Dataset rows
□ □ □
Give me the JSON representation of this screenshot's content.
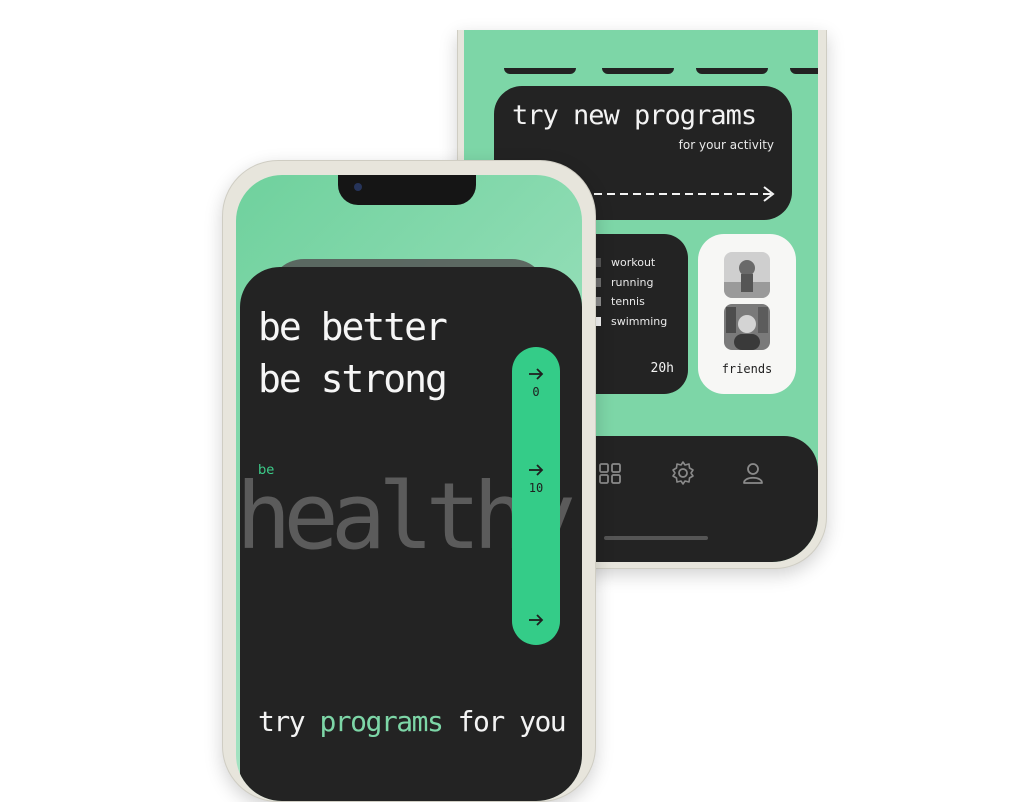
{
  "colors": {
    "accent": "#34cc88",
    "mint": "#7dd6a7",
    "dark": "#232323",
    "light": "#f7f7f5"
  },
  "back_phone": {
    "programs_card": {
      "title": "try new programs",
      "subtitle": "for your activity",
      "icon": "long-dashed-arrow-right-icon"
    },
    "activity": {
      "items": [
        {
          "label": "workout",
          "color": "#555555"
        },
        {
          "label": "running",
          "color": "#6f6f6f"
        },
        {
          "label": "tennis",
          "color": "#8d8d8d"
        },
        {
          "label": "swimming",
          "color": "#f4f4f4"
        }
      ],
      "total": "20h"
    },
    "friends": {
      "label": "friends"
    },
    "nav": {
      "icons": [
        "grid-icon",
        "gear-icon",
        "user-icon"
      ]
    }
  },
  "front_phone": {
    "headline_1": "be better",
    "headline_2": "be strong",
    "small_label": "be",
    "big_word": "healthy",
    "slider": {
      "marker_1": "0",
      "marker_2": "10",
      "icon": "arrow-right-icon"
    },
    "footer": {
      "word_1": "try",
      "word_2": "programs",
      "word_3": "for you"
    }
  }
}
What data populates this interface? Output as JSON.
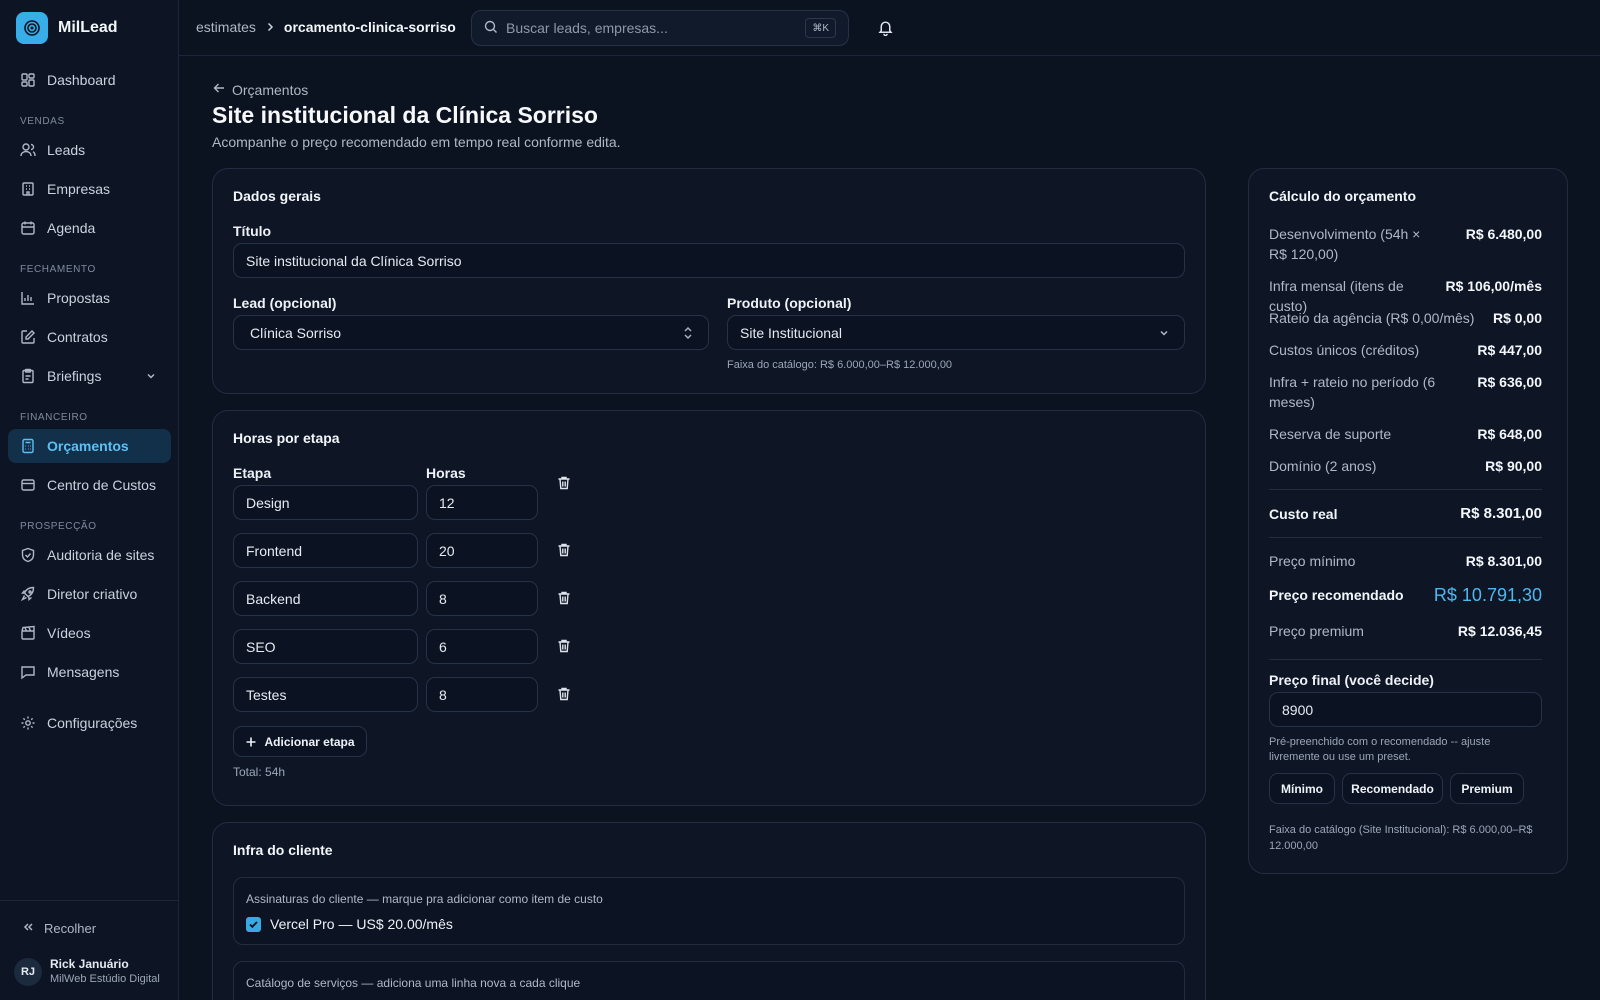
{
  "app": {
    "name": "MilLead"
  },
  "sidebar": {
    "dashboard": "Dashboard",
    "sections": {
      "vendas": "VENDAS",
      "fechamento": "FECHAMENTO",
      "financeiro": "FINANCEIRO",
      "prospeccao": "PROSPECÇÃO"
    },
    "items": {
      "leads": "Leads",
      "empresas": "Empresas",
      "agenda": "Agenda",
      "propostas": "Propostas",
      "contratos": "Contratos",
      "briefings": "Briefings",
      "orcamentos": "Orçamentos",
      "centro_custos": "Centro de Custos",
      "auditoria": "Auditoria de sites",
      "diretor": "Diretor criativo",
      "videos": "Vídeos",
      "mensagens": "Mensagens",
      "configuracoes": "Configurações"
    },
    "collapse": "Recolher",
    "user": {
      "initials": "RJ",
      "name": "Rick Januário",
      "org": "MilWeb Estúdio Digital"
    }
  },
  "topbar": {
    "breadcrumb_root": "estimates",
    "breadcrumb_current": "orcamento-clinica-sorriso",
    "search_placeholder": "Buscar leads, empresas...",
    "shortcut": "⌘K"
  },
  "header": {
    "back_label": "Orçamentos",
    "title": "Site institucional da Clínica Sorriso",
    "subtitle": "Acompanhe o preço recomendado em tempo real conforme edita."
  },
  "dados_gerais": {
    "title": "Dados gerais",
    "titulo_label": "Título",
    "titulo_value": "Site institucional da Clínica Sorriso",
    "lead_label": "Lead (opcional)",
    "lead_value": "Clínica Sorriso",
    "produto_label": "Produto (opcional)",
    "produto_value": "Site Institucional",
    "faixa_hint": "Faixa do catálogo: R$ 6.000,00–R$ 12.000,00"
  },
  "horas": {
    "title": "Horas por etapa",
    "col_etapa": "Etapa",
    "col_horas": "Horas",
    "rows": [
      {
        "etapa": "Design",
        "horas": "12"
      },
      {
        "etapa": "Frontend",
        "horas": "20"
      },
      {
        "etapa": "Backend",
        "horas": "8"
      },
      {
        "etapa": "SEO",
        "horas": "6"
      },
      {
        "etapa": "Testes",
        "horas": "8"
      }
    ],
    "add_label": "Adicionar etapa",
    "total": "Total: 54h"
  },
  "infra": {
    "title": "Infra do cliente",
    "assinaturas_caption": "Assinaturas do cliente — marque pra adicionar como item de custo",
    "assinatura_item": "Vercel Pro — US$ 20.00/mês",
    "assinatura_checked": true,
    "catalogo_caption": "Catálogo de serviços — adiciona uma linha nova a cada clique"
  },
  "calculo": {
    "title": "Cálculo do orçamento",
    "lines": [
      {
        "label": "Desenvolvimento (54h × R$ 120,00)",
        "value": "R$ 6.480,00"
      },
      {
        "label": "Infra mensal (itens de custo)",
        "value": "R$ 106,00/mês"
      },
      {
        "label": "Rateio da agência (R$ 0,00/mês)",
        "value": "R$ 0,00"
      },
      {
        "label": "Custos únicos (créditos)",
        "value": "R$ 447,00"
      },
      {
        "label": "Infra + rateio no período (6 meses)",
        "value": "R$ 636,00"
      },
      {
        "label": "Reserva de suporte",
        "value": "R$ 648,00"
      },
      {
        "label": "Domínio (2 anos)",
        "value": "R$ 90,00"
      }
    ],
    "custo_real_label": "Custo real",
    "custo_real_value": "R$ 8.301,00",
    "preco_minimo_label": "Preço mínimo",
    "preco_minimo_value": "R$ 8.301,00",
    "preco_recomendado_label": "Preço recomendado",
    "preco_recomendado_value": "R$ 10.791,30",
    "preco_premium_label": "Preço premium",
    "preco_premium_value": "R$ 12.036,45",
    "preco_final_label": "Preço final (você decide)",
    "preco_final_value": "8900",
    "preco_final_hint": "Pré-preenchido com o recomendado -- ajuste livremente ou use um preset.",
    "presets": [
      "Mínimo",
      "Recomendado",
      "Premium"
    ],
    "catalog_range": "Faixa do catálogo (Site Institucional): R$ 6.000,00–R$ 12.000,00"
  },
  "colors": {
    "accent": "#38aee8",
    "background": "#0b1220",
    "active_bg": "#12304a"
  }
}
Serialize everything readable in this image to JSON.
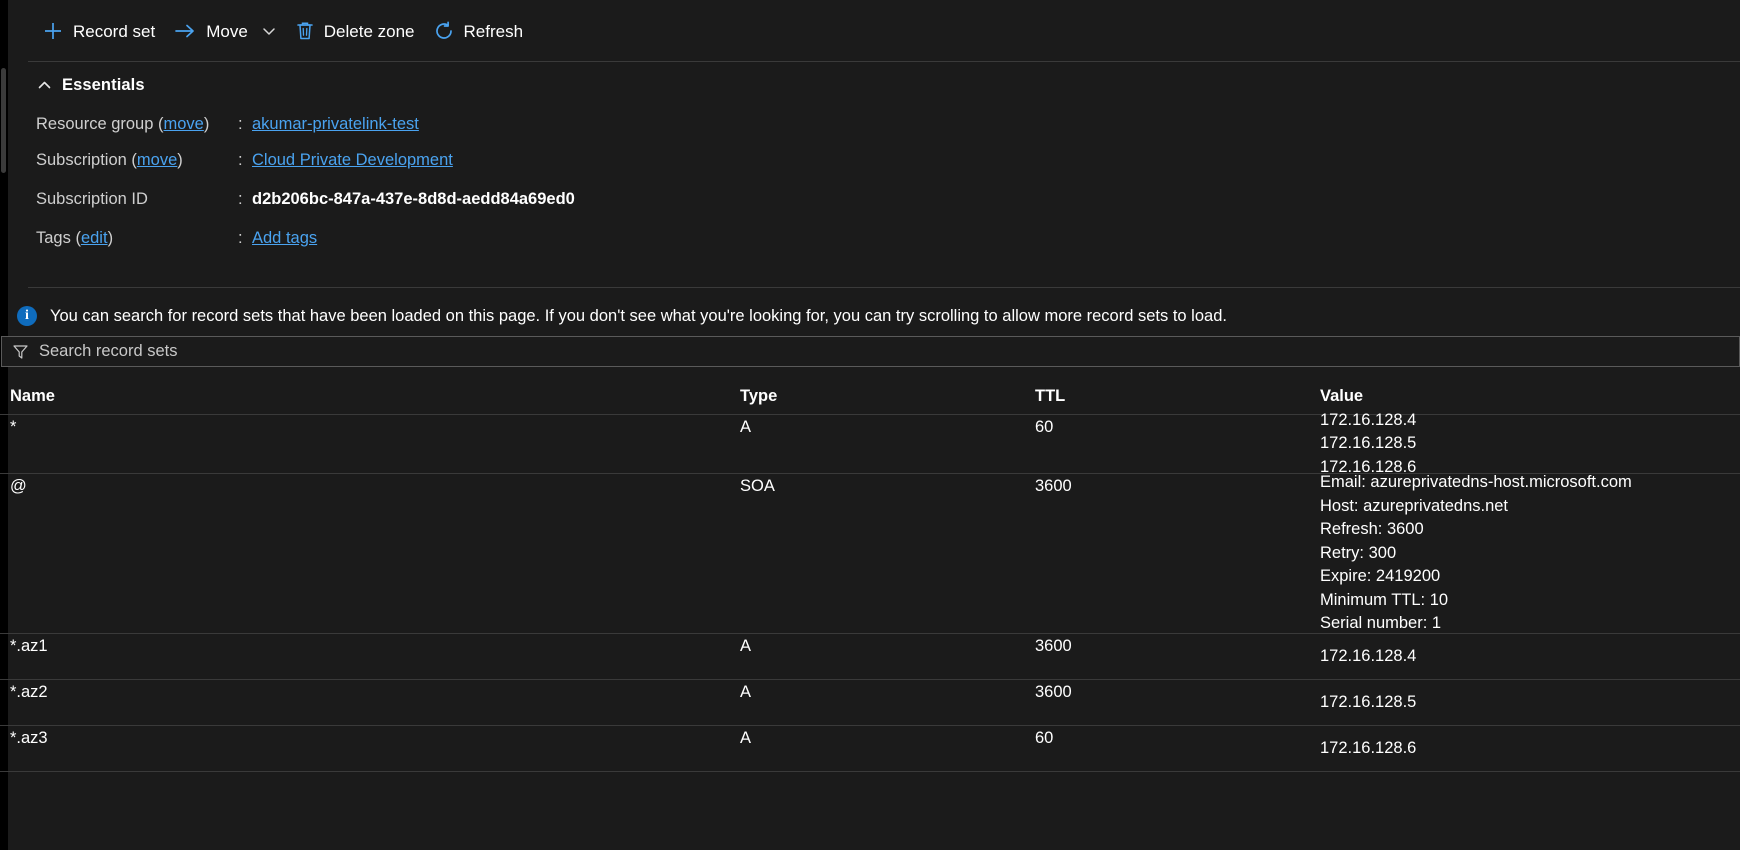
{
  "toolbar": {
    "items": [
      {
        "label": "Record set",
        "icon": "plus-icon"
      },
      {
        "label": "Move",
        "icon": "arrow-right-icon",
        "has_chevron": true
      },
      {
        "label": "Delete zone",
        "icon": "trash-icon"
      },
      {
        "label": "Refresh",
        "icon": "refresh-icon"
      }
    ]
  },
  "essentials": {
    "title": "Essentials",
    "collapse_icon": "chevron-up-icon",
    "rows": [
      {
        "label": "Resource group",
        "label_link": "move",
        "colon": ":",
        "value": "akumar-privatelink-test",
        "value_is_link": true
      },
      {
        "label": "Subscription",
        "label_link": "move",
        "colon": ":",
        "value": "Cloud Private Development",
        "value_is_link": true
      },
      {
        "label": "Subscription ID",
        "label_link": "",
        "colon": ":",
        "value": "d2b206bc-847a-437e-8d8d-aedd84a69ed0",
        "value_is_link": false
      },
      {
        "label": "Tags",
        "label_link": "edit",
        "colon": ":",
        "value": "Add tags",
        "value_is_link": true
      }
    ]
  },
  "info_banner": {
    "icon": "info-icon",
    "glyph": "i",
    "text": "You can search for record sets that have been loaded on this page. If you don't see what you're looking for, you can try scrolling to allow more record sets to load."
  },
  "search": {
    "icon": "filter-icon",
    "placeholder": "Search record sets",
    "value": ""
  },
  "table": {
    "columns": [
      "Name",
      "Type",
      "TTL",
      "Value"
    ],
    "rows": [
      {
        "name": "*",
        "type": "A",
        "ttl": "60",
        "value_lines": [
          "172.16.128.4",
          "172.16.128.5",
          "172.16.128.6"
        ],
        "size": "a"
      },
      {
        "name": "@",
        "type": "SOA",
        "ttl": "3600",
        "value_lines": [
          "Email: azureprivatedns-host.microsoft.com",
          "Host: azureprivatedns.net",
          "Refresh: 3600",
          "Retry: 300",
          "Expire: 2419200",
          "Minimum TTL: 10",
          "Serial number: 1"
        ],
        "size": "soa"
      },
      {
        "name": "*.az1",
        "type": "A",
        "ttl": "3600",
        "value_lines": [
          "172.16.128.4"
        ],
        "size": "std"
      },
      {
        "name": "*.az2",
        "type": "A",
        "ttl": "3600",
        "value_lines": [
          "172.16.128.5"
        ],
        "size": "std"
      },
      {
        "name": "*.az3",
        "type": "A",
        "ttl": "60",
        "value_lines": [
          "172.16.128.6"
        ],
        "size": "std"
      }
    ]
  },
  "colors": {
    "background": "#1b1b1b",
    "link": "#4aa3f0",
    "accent": "#0f6cbd",
    "border": "#3a3a3a",
    "text": "#ffffff",
    "muted": "#cfcfcf"
  }
}
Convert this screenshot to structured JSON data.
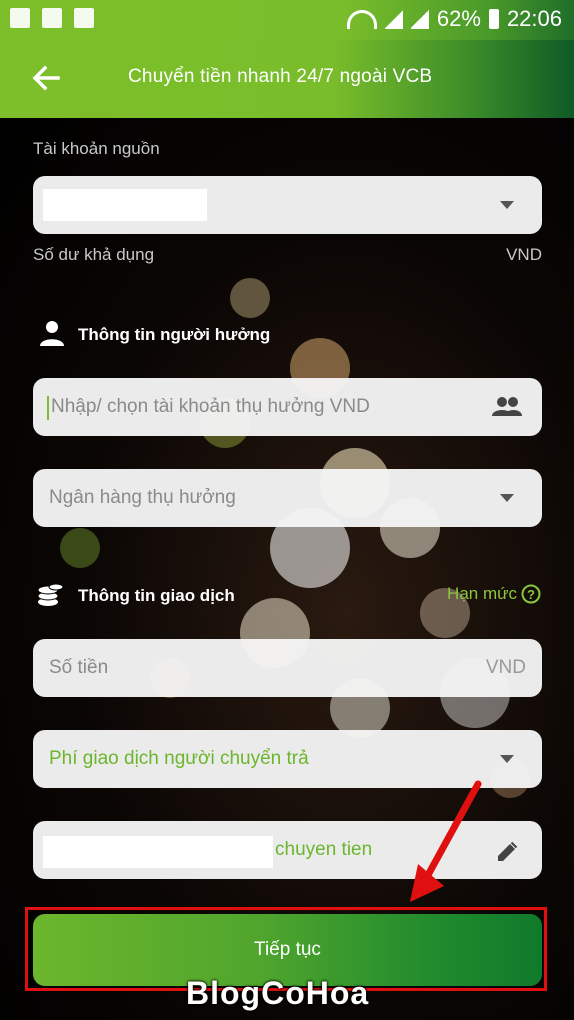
□ □ □
• THE PROBLEM
Gather each line in the data that holds the string "Clínica".

• COMPLETED TASK
    "title": "Site institucional da Clínica Sorriso",
    "titulo_value": "Site institucional da Clínica Sorriso",
    "lead_value": "Clínica Sorriso",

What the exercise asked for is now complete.